* THE DATA

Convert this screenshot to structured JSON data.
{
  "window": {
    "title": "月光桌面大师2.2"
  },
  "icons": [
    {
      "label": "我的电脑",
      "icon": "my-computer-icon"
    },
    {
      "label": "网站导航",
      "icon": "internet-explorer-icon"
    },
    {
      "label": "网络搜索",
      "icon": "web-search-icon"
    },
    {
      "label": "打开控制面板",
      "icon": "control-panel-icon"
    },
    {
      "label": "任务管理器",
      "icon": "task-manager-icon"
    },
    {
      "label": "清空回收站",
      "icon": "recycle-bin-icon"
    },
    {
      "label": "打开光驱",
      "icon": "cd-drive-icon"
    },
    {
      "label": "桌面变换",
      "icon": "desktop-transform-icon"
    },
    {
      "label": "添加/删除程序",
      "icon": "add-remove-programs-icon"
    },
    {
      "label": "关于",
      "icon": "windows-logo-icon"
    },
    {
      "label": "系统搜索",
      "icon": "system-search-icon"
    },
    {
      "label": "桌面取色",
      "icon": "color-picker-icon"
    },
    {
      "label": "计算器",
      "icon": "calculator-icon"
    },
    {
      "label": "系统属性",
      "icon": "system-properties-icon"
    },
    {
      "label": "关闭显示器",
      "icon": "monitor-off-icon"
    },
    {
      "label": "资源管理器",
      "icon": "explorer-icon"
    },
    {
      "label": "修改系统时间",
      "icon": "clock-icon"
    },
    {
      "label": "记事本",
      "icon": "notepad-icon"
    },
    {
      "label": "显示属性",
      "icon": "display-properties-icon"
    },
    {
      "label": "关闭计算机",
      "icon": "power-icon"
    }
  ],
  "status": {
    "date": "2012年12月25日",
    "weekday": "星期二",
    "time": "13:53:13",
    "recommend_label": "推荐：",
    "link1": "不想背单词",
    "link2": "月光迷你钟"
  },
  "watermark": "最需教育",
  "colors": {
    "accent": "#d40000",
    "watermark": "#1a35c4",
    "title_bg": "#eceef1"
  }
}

* SHORT EXERCISE
Make a list of all lines in the data that contain "properties".

* REPLY
      "icon": "system-properties-icon"
      "icon": "display-properties-icon"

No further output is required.